◆ **Exercise details**
Report only the number of lines in this material that include the string "αποτελεσμάτων".

(Dataset items)
╭──

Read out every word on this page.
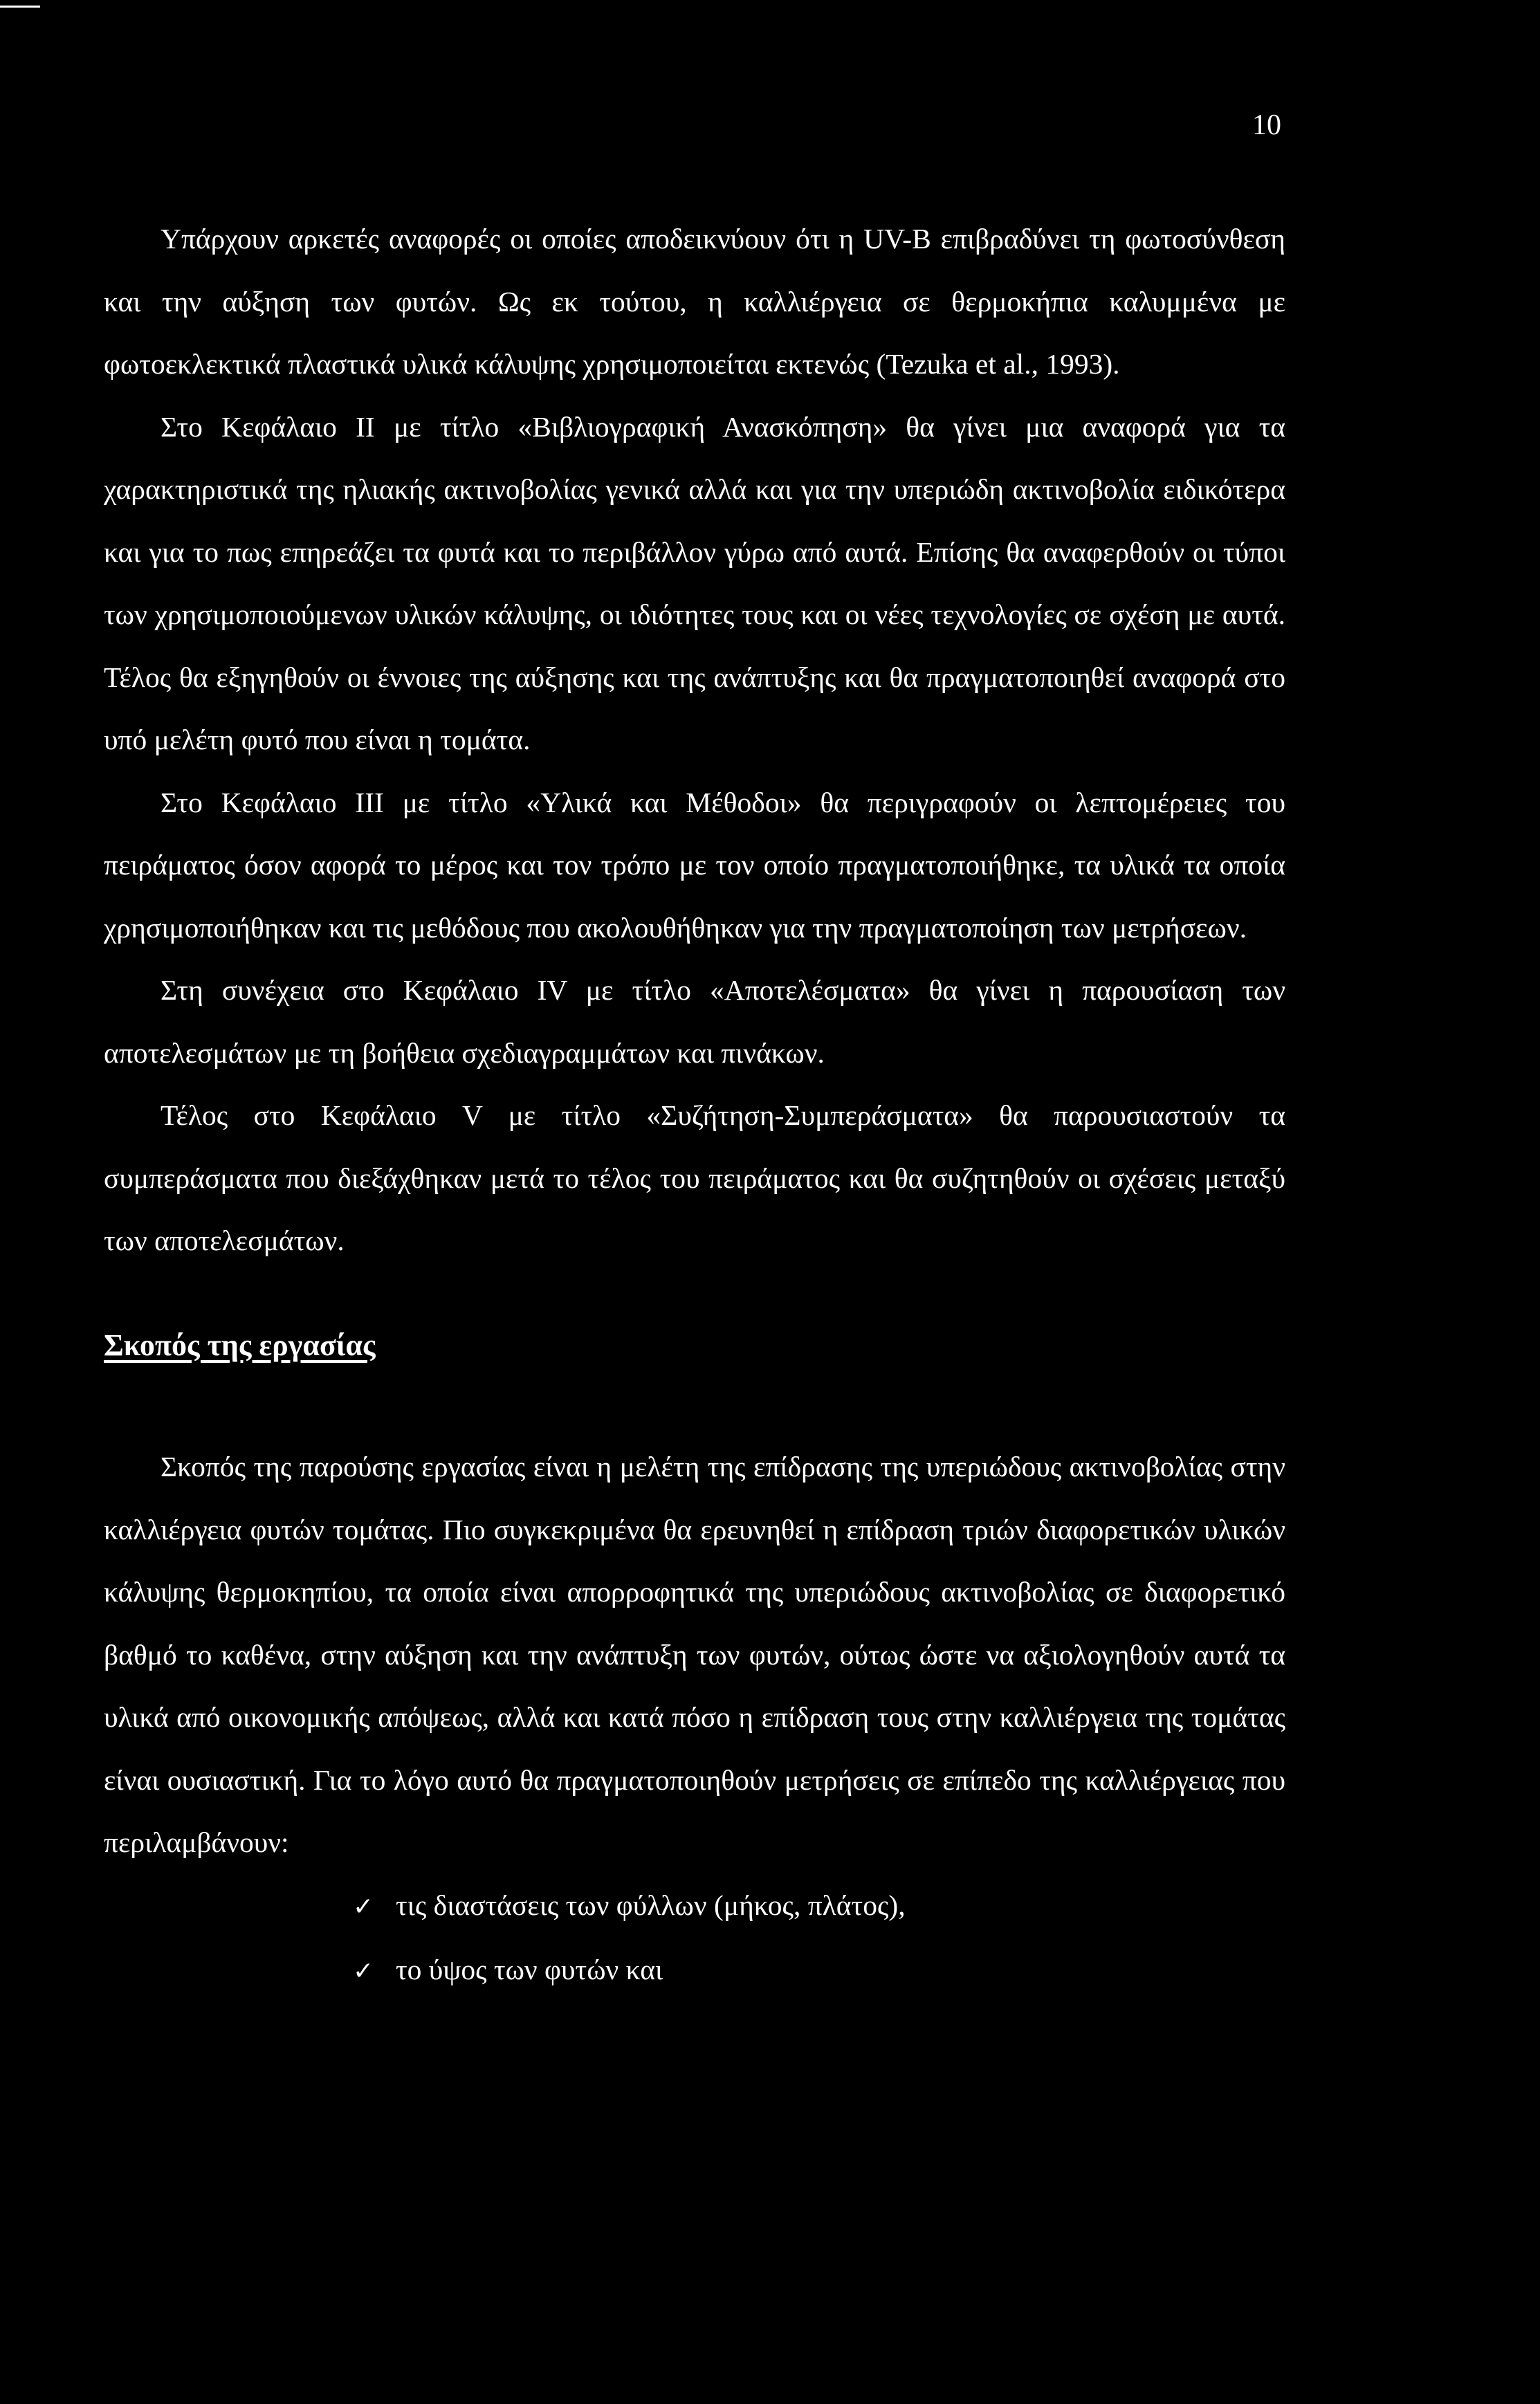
10

Υπάρχουν αρκετές αναφορές οι οποίες αποδεικνύουν ότι η UV-B επιβραδύνει τη φωτοσύνθεση και την αύξηση των φυτών. Ως εκ τούτου, η καλλιέργεια σε θερμοκήπια καλυμμένα με φωτοεκλεκτικά πλαστικά υλικά κάλυψης χρησιμοποιείται εκτενώς (Tezuka et al., 1993).

Στο Κεφάλαιο II με τίτλο «Βιβλιογραφική Ανασκόπηση» θα γίνει μια αναφορά για τα χαρακτηριστικά της ηλιακής ακτινοβολίας γενικά αλλά και για την υπεριώδη ακτινοβολία ειδικότερα και για το πως επηρεάζει τα φυτά και το περιβάλλον γύρω από αυτά. Επίσης θα αναφερθούν οι τύποι των χρησιμοποιούμενων υλικών κάλυψης, οι ιδιότητες τους και οι νέες τεχνολογίες σε σχέση με αυτά. Τέλος θα εξηγηθούν οι έννοιες της αύξησης και της ανάπτυξης και θα πραγματοποιηθεί αναφορά στο υπό μελέτη φυτό που είναι η τομάτα.

Στο Κεφάλαιο III με τίτλο «Υλικά και Μέθοδοι» θα περιγραφούν οι λεπτομέρειες του πειράματος όσον αφορά το μέρος και τον τρόπο με τον οποίο πραγματοποιήθηκε, τα υλικά τα οποία χρησιμοποιήθηκαν και τις μεθόδους που ακολουθήθηκαν για την πραγματοποίηση των μετρήσεων.

Στη συνέχεια στο Κεφάλαιο IV με τίτλο «Αποτελέσματα» θα γίνει η παρουσίαση των αποτελεσμάτων με τη βοήθεια σχεδιαγραμμάτων και πινάκων.

Τέλος στο Κεφάλαιο V με τίτλο «Συζήτηση-Συμπεράσματα» θα παρουσιαστούν τα συμπεράσματα που διεξάχθηκαν μετά το τέλος του πειράματος και θα συζητηθούν οι σχέσεις μεταξύ των αποτελεσμάτων.

Σκοπός της εργασίας

Σκοπός της παρούσης εργασίας είναι η μελέτη της επίδρασης της υπεριώδους ακτινοβολίας στην καλλιέργεια φυτών τομάτας. Πιο συγκεκριμένα θα ερευνηθεί η επίδραση τριών διαφορετικών υλικών κάλυψης θερμοκηπίου, τα οποία είναι απορροφητικά της υπεριώδους ακτινοβολίας σε διαφορετικό βαθμό το καθένα, στην αύξηση και την ανάπτυξη των φυτών, ούτως ώστε να αξιολογηθούν αυτά τα υλικά από οικονομικής απόψεως, αλλά και κατά πόσο η επίδραση τους στην καλλιέργεια της τομάτας είναι ουσιαστική. Για το λόγο αυτό θα πραγματοποιηθούν μετρήσεις σε επίπεδο της καλλιέργειας που περιλαμβάνουν:

✓ τις διαστάσεις των φύλλων (μήκος, πλάτος),
✓ το ύψος των φυτών και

╰──

◆ **Full response**
2